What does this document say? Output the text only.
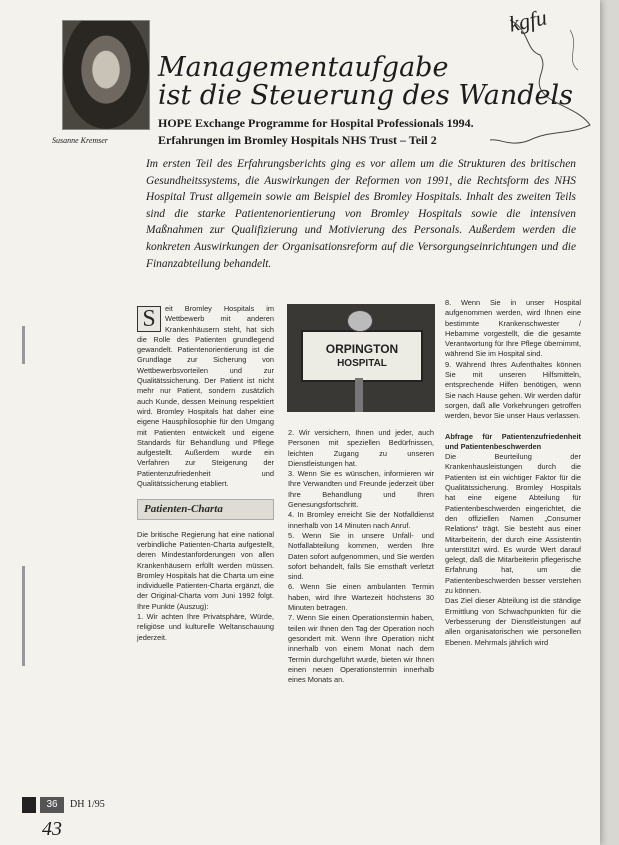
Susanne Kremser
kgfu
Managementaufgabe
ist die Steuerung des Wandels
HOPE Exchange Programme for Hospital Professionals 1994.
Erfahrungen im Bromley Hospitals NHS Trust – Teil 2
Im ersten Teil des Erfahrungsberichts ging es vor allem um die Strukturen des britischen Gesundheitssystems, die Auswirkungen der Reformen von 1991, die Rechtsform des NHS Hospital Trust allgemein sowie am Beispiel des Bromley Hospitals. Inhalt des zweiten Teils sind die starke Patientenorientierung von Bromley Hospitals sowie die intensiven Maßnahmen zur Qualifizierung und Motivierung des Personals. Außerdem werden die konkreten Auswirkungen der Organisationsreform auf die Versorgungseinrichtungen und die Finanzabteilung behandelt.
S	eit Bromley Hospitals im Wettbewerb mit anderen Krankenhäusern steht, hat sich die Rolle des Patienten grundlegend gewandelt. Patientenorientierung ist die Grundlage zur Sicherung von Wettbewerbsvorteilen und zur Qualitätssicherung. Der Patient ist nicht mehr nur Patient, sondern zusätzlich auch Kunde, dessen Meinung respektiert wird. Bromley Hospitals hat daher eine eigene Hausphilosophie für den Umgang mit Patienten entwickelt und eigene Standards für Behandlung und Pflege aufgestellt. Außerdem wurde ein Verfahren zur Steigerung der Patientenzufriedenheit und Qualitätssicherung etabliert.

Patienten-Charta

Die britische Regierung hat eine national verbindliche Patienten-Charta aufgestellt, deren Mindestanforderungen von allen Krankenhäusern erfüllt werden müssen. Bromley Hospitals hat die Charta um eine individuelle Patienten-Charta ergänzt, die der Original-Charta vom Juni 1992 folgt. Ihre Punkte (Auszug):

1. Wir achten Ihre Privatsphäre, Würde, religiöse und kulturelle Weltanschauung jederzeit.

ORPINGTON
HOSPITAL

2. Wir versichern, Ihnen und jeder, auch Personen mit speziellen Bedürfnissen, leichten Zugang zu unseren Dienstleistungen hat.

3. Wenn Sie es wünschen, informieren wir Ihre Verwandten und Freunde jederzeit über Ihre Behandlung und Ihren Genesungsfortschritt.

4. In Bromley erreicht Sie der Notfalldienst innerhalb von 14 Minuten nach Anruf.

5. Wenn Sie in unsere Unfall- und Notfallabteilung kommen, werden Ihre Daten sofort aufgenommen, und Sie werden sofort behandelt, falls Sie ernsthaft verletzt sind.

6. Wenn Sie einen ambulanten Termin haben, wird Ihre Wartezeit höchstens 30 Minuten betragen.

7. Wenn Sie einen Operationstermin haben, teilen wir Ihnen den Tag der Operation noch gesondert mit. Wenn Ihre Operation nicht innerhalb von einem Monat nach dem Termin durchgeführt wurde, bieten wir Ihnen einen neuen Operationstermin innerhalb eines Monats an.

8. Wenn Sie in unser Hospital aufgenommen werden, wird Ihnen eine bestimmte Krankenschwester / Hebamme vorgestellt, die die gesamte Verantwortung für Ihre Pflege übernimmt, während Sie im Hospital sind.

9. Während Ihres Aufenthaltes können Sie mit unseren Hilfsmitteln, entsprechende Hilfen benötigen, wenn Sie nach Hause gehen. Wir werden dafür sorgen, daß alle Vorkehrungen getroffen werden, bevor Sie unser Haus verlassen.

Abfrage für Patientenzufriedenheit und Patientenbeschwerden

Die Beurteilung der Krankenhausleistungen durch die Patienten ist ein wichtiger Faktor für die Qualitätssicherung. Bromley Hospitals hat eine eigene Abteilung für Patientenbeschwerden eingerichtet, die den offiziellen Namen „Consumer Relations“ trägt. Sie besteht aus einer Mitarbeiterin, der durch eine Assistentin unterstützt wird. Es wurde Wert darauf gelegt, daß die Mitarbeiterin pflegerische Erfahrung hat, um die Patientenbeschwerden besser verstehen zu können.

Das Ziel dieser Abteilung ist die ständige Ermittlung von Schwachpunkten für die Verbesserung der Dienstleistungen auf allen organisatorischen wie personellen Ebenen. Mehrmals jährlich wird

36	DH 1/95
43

- - -

Your objective
Write out the whole listing verbatim, images excluded.

Output for this exercise
What does this document say? Output the text only.
Susanne Kremser
kgfu
Managementaufgabe
ist die Steuerung des Wandels
HOPE Exchange Programme for Hospital Professionals 1994.
Erfahrungen im Bromley Hospitals NHS Trust – Teil 2
Im ersten Teil des Erfahrungsberichts ging es vor allem um die Strukturen des britischen Gesundheitssystems, die Auswirkungen der Reformen von 1991, die Rechtsform des NHS Hospital Trust allgemein sowie am Beispiel des Bromley Hospitals. Inhalt des zweiten Teils sind die starke Patientenorientierung von Bromley Hospitals sowie die intensiven Maßnahmen zur Qualifizierung und Motivierung des Personals. Außerdem werden die konkreten Auswirkungen der Organisationsreform auf die Versorgungseinrichtungen und die Finanzabteilung behandelt.
S	eit Bromley Hospitals im Wettbewerb mit anderen Krankenhäusern steht, hat sich die Rolle des Patienten grundlegend gewandelt. Patientenorientierung ist die Grundlage zur Sicherung von Wettbewerbsvorteilen und zur Qualitätssicherung. Der Patient ist nicht mehr nur Patient, sondern zusätzlich auch Kunde, dessen Meinung respektiert wird. Bromley Hospitals hat daher eine eigene Hausphilosophie für den Umgang mit Patienten entwickelt und eigene Standards für Behandlung und Pflege aufgestellt. Außerdem wurde ein Verfahren zur Steigerung der Patientenzufriedenheit und Qualitätssicherung etabliert.

Patienten-Charta

Die britische Regierung hat eine national verbindliche Patienten-Charta aufgestellt, deren Mindestanforderungen von allen Krankenhäusern erfüllt werden müssen. Bromley Hospitals hat die Charta um eine individuelle Patienten-Charta ergänzt, die der Original-Charta vom Juni 1992 folgt. Ihre Punkte (Auszug):

1. Wir achten Ihre Privatsphäre, Würde, religiöse und kulturelle Weltanschauung jederzeit.

ORPINGTON
HOSPITAL

2. Wir versichern, Ihnen und jeder, auch Personen mit speziellen Bedürfnissen, leichten Zugang zu unseren Dienstleistungen hat.

3. Wenn Sie es wünschen, informieren wir Ihre Verwandten und Freunde jederzeit über Ihre Behandlung und Ihren Genesungsfortschritt.

4. In Bromley erreicht Sie der Notfalldienst innerhalb von 14 Minuten nach Anruf.

5. Wenn Sie in unsere Unfall- und Notfallabteilung kommen, werden Ihre Daten sofort aufgenommen, und Sie werden sofort behandelt, falls Sie ernsthaft verletzt sind.

6. Wenn Sie einen ambulanten Termin haben, wird Ihre Wartezeit höchstens 30 Minuten betragen.

7. Wenn Sie einen Operationstermin haben, teilen wir Ihnen den Tag der Operation noch gesondert mit. Wenn Ihre Operation nicht innerhalb von einem Monat nach dem Termin durchgeführt wurde, bieten wir Ihnen einen neuen Operationstermin innerhalb eines Monats an.

8. Wenn Sie in unser Hospital aufgenommen werden, wird Ihnen eine bestimmte Krankenschwester / Hebamme vorgestellt, die die gesamte Verantwortung für Ihre Pflege übernimmt, während Sie im Hospital sind.

9. Während Ihres Aufenthaltes können Sie mit unseren Hilfsmitteln, entsprechende Hilfen benötigen, wenn Sie nach Hause gehen. Wir werden dafür sorgen, daß alle Vorkehrungen getroffen werden, bevor Sie unser Haus verlassen.

Abfrage für Patientenzufriedenheit und Patientenbeschwerden

Die Beurteilung der Krankenhausleistungen durch die Patienten ist ein wichtiger Faktor für die Qualitätssicherung. Bromley Hospitals hat eine eigene Abteilung für Patientenbeschwerden eingerichtet, die den offiziellen Namen „Consumer Relations“ trägt. Sie besteht aus einer Mitarbeiterin, der durch eine Assistentin unterstützt wird. Es wurde Wert darauf gelegt, daß die Mitarbeiterin pflegerische Erfahrung hat, um die Patientenbeschwerden besser verstehen zu können.

Das Ziel dieser Abteilung ist die ständige Ermittlung von Schwachpunkten für die Verbesserung der Dienstleistungen auf allen organisatorischen wie personellen Ebenen. Mehrmals jährlich wird

36	DH 1/95
43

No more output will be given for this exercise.